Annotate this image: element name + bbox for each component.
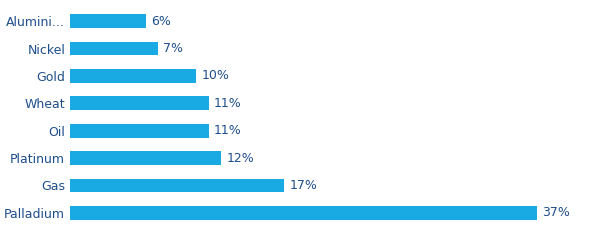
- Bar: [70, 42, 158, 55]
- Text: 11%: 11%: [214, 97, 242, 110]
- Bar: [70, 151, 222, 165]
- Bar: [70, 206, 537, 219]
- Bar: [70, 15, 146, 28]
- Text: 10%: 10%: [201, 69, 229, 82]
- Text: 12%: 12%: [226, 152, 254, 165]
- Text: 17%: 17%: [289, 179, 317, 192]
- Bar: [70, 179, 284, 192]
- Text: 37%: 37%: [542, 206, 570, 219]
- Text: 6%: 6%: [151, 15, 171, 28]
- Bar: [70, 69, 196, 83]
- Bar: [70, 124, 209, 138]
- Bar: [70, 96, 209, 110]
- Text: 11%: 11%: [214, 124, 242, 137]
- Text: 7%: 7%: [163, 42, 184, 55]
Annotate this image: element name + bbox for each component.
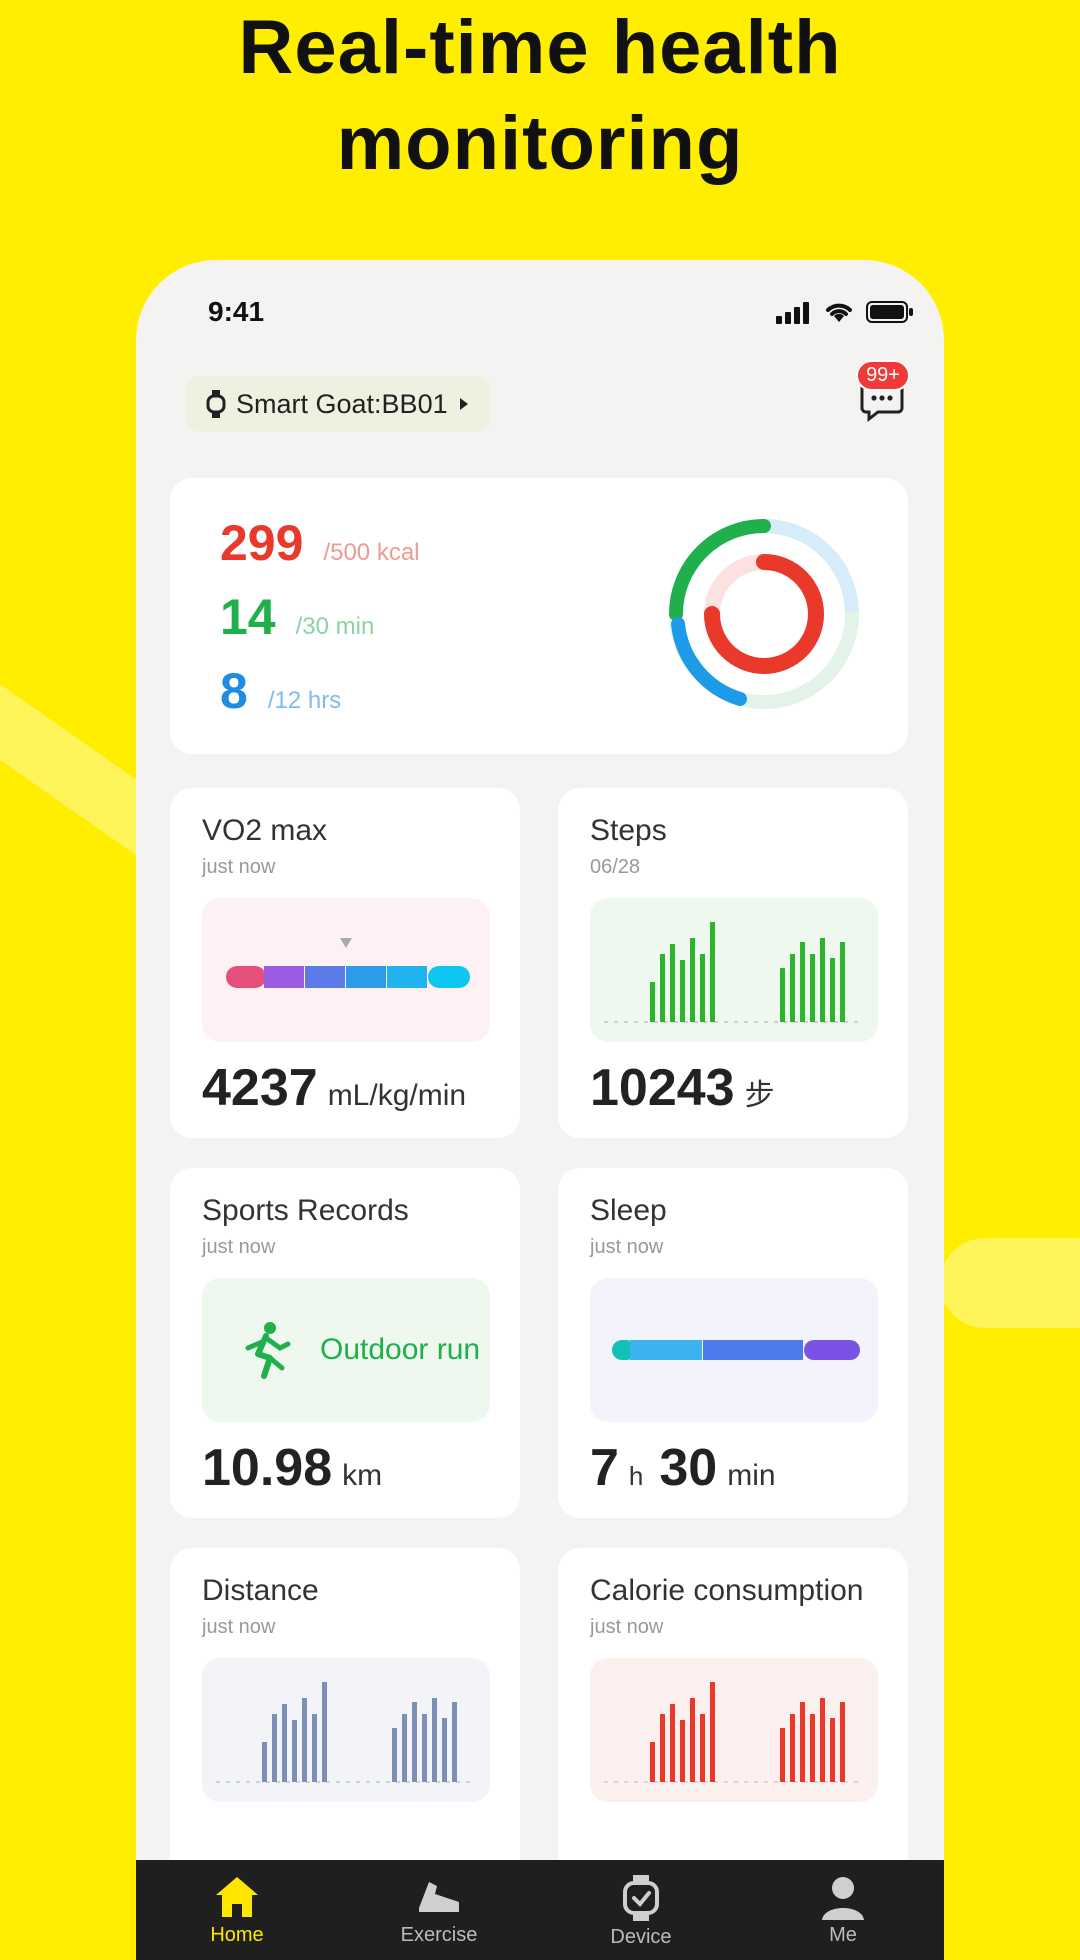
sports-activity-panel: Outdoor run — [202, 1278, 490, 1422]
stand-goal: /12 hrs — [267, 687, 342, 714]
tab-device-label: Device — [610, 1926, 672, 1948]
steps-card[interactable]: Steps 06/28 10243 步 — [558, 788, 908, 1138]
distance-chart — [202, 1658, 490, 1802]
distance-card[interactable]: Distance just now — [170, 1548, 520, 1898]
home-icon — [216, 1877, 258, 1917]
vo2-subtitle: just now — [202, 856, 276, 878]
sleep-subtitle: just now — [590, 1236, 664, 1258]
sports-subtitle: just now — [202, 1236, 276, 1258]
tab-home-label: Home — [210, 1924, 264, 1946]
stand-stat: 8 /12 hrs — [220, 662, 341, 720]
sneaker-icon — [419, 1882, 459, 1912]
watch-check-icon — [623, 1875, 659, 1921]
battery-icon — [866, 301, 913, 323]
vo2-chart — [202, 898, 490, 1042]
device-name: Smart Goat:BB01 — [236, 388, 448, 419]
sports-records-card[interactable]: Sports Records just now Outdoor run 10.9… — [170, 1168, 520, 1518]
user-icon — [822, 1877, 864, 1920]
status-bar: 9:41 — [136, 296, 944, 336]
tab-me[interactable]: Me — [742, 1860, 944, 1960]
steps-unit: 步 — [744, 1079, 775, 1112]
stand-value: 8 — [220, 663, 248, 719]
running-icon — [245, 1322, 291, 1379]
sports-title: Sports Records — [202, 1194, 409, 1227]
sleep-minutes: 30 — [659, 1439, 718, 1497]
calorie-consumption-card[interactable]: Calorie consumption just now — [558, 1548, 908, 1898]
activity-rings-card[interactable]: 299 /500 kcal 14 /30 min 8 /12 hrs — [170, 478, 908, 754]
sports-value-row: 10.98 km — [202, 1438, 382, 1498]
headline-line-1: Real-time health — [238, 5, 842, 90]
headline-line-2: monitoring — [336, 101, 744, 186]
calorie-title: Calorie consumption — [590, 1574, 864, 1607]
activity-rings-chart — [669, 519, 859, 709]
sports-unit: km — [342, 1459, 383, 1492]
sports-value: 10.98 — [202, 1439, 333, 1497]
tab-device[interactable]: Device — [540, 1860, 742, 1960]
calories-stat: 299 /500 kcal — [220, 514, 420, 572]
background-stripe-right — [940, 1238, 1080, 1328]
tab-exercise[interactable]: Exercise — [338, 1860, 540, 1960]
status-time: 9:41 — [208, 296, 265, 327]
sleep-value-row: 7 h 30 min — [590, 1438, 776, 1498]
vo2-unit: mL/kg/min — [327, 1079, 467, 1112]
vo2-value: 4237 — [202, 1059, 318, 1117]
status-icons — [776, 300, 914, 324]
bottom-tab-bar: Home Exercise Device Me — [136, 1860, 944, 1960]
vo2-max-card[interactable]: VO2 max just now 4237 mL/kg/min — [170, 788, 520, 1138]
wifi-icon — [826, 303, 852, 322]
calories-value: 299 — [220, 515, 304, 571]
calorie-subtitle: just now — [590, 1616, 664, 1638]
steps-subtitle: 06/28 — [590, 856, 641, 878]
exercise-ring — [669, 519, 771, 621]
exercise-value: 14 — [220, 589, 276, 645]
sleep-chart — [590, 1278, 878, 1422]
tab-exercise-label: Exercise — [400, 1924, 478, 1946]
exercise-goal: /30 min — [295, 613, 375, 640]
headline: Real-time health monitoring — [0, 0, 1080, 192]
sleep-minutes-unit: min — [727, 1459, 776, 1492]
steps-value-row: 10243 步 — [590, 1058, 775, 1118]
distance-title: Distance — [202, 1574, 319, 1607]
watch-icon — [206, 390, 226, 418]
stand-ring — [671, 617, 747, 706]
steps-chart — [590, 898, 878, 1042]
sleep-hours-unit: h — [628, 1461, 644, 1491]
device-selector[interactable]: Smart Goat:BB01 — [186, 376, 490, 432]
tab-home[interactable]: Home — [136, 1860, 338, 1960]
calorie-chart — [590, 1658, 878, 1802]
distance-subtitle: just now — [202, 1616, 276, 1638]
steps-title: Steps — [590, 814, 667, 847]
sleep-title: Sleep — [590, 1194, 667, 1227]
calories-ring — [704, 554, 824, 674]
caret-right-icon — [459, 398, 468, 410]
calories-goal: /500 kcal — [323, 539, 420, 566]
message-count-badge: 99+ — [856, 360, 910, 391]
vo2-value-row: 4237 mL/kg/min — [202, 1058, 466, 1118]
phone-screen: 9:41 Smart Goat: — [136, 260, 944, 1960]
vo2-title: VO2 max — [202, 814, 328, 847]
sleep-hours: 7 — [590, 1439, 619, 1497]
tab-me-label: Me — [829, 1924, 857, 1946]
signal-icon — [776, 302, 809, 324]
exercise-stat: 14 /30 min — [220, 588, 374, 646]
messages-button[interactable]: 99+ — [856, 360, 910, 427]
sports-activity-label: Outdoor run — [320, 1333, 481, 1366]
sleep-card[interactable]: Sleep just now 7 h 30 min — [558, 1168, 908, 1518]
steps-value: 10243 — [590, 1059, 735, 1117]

#####

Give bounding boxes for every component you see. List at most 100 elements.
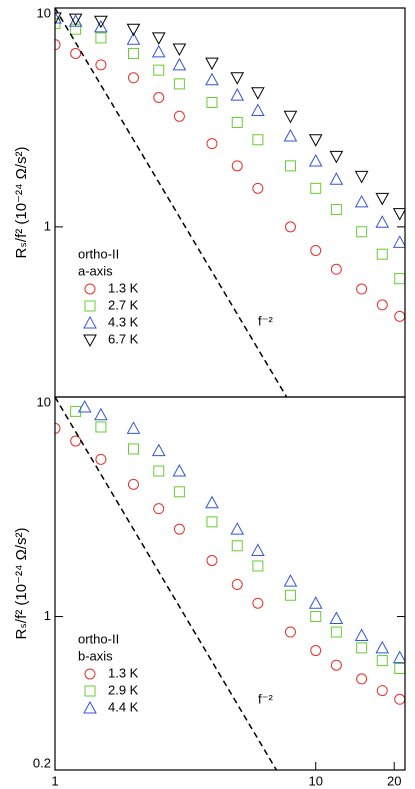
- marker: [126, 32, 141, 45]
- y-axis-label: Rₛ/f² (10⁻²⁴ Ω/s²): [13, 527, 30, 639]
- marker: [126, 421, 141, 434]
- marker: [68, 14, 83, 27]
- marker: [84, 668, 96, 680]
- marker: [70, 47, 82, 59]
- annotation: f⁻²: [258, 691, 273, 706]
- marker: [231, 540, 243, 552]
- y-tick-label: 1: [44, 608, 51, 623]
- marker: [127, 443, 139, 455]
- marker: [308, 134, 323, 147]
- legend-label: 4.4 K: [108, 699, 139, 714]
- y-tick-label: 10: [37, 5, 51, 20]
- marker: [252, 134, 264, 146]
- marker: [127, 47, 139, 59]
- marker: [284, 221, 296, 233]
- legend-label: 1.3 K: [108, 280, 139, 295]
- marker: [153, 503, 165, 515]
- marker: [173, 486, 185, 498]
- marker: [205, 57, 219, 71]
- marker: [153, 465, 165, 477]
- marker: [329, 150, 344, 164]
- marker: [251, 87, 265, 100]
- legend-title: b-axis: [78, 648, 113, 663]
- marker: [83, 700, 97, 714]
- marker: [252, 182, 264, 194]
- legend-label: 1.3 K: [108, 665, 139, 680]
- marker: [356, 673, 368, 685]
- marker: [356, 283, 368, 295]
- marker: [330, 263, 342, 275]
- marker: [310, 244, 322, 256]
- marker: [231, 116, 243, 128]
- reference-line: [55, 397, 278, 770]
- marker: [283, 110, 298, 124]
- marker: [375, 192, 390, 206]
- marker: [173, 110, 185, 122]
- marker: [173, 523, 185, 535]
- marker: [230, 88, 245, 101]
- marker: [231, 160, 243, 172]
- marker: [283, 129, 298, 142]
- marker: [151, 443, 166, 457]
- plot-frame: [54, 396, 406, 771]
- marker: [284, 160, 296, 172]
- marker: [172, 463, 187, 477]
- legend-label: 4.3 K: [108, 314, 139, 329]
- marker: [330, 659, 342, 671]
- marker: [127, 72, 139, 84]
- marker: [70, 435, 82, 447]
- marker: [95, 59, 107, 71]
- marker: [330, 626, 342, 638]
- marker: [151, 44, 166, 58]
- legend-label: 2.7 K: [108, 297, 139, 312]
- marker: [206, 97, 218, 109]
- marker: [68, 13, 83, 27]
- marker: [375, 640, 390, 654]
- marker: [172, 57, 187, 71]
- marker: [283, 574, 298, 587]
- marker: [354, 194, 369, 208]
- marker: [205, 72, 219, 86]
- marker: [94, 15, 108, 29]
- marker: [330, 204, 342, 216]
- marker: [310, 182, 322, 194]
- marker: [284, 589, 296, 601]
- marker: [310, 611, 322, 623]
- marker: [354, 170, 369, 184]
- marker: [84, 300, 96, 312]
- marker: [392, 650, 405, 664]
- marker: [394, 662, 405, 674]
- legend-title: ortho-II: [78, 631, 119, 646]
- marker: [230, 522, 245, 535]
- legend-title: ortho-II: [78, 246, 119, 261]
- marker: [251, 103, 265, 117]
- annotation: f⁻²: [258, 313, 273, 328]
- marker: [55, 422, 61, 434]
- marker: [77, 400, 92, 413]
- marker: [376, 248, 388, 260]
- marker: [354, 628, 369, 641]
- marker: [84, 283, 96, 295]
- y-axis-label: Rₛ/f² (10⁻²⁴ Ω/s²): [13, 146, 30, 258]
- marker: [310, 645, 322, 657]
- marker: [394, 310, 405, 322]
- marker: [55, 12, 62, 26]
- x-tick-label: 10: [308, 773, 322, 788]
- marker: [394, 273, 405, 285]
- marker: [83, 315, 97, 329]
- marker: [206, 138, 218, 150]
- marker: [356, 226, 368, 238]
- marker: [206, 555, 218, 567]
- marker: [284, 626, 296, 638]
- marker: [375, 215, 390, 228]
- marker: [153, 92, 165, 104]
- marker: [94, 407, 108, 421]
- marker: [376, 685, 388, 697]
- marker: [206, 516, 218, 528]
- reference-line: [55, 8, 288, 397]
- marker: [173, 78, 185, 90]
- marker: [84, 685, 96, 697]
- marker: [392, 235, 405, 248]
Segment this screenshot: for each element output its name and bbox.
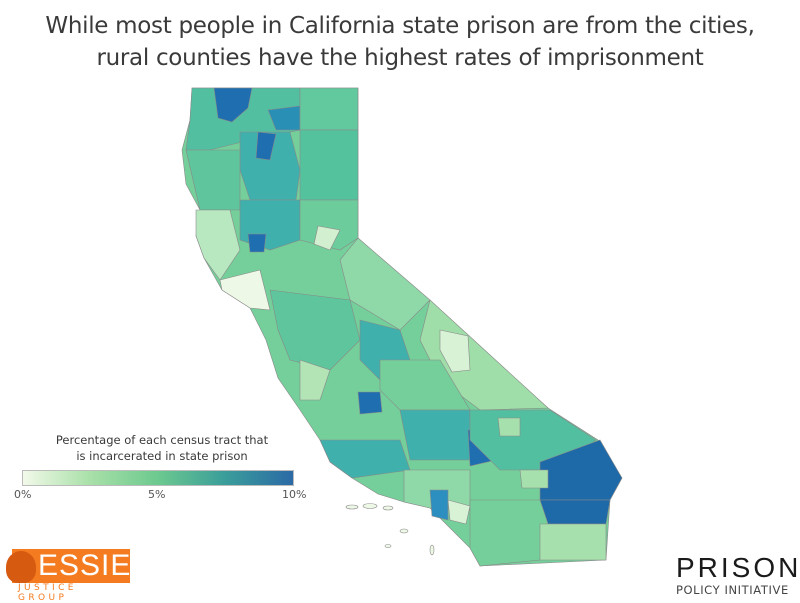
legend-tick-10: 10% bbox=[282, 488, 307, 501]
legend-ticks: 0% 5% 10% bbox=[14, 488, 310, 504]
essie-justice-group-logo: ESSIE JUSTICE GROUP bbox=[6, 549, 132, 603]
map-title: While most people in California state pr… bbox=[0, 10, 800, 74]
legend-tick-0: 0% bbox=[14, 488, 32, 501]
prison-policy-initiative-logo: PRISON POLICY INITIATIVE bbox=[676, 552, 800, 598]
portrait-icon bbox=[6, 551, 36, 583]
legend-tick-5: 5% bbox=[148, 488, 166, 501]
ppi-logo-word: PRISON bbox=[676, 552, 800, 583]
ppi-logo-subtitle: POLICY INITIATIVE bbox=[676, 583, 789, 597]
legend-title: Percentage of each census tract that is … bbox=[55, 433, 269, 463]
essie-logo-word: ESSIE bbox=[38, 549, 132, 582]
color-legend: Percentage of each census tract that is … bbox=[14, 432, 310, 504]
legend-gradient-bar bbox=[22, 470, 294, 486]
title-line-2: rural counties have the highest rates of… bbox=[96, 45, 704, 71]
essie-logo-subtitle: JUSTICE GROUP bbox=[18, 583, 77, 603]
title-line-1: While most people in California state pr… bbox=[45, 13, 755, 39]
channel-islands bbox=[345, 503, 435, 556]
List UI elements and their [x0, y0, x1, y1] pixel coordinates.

#####

- [TASK]: Pull out every line in the records above that contains the string "state", treating uppercase and lowercase as different.

- [RESULT FOR THIS TASK]:
map-title: While most people in California state pr… bbox=[0, 10, 800, 74]
title-line-1: While most people in California state pr… bbox=[45, 13, 755, 39]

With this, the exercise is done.